* **Data entries**:
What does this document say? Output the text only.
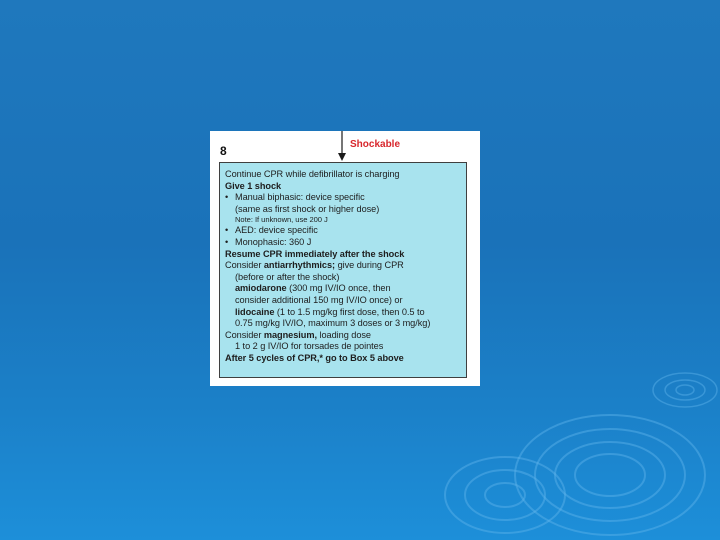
Shockable
8
Continue CPR while defibrillator is charging
Give 1 shock
• Manual biphasic: device specific
(same as first shock or higher dose)
Note: If unknown, use 200 J
• AED: device specific
• Monophasic: 360 J
Resume CPR immediately after the shock
Consider antiarrhythmics; give during CPR
(before or after the shock)
amiodarone (300 mg IV/IO once, then
consider additional 150 mg IV/IO once) or
lidocaine (1 to 1.5 mg/kg first dose, then 0.5 to
0.75 mg/kg IV/IO, maximum 3 doses or 3 mg/kg)
Consider magnesium, loading dose
1 to 2 g IV/IO for torsades de pointes
After 5 cycles of CPR,* go to Box 5 above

* **GOAL OF THE EXERCISE**:
Using the records above, find and show each line with the string "first".

* **SOLUTION TO THIS PROBLEM**:
(same as first shock or higher dose)
lidocaine (1 to 1.5 mg/kg first dose, then 0.5 to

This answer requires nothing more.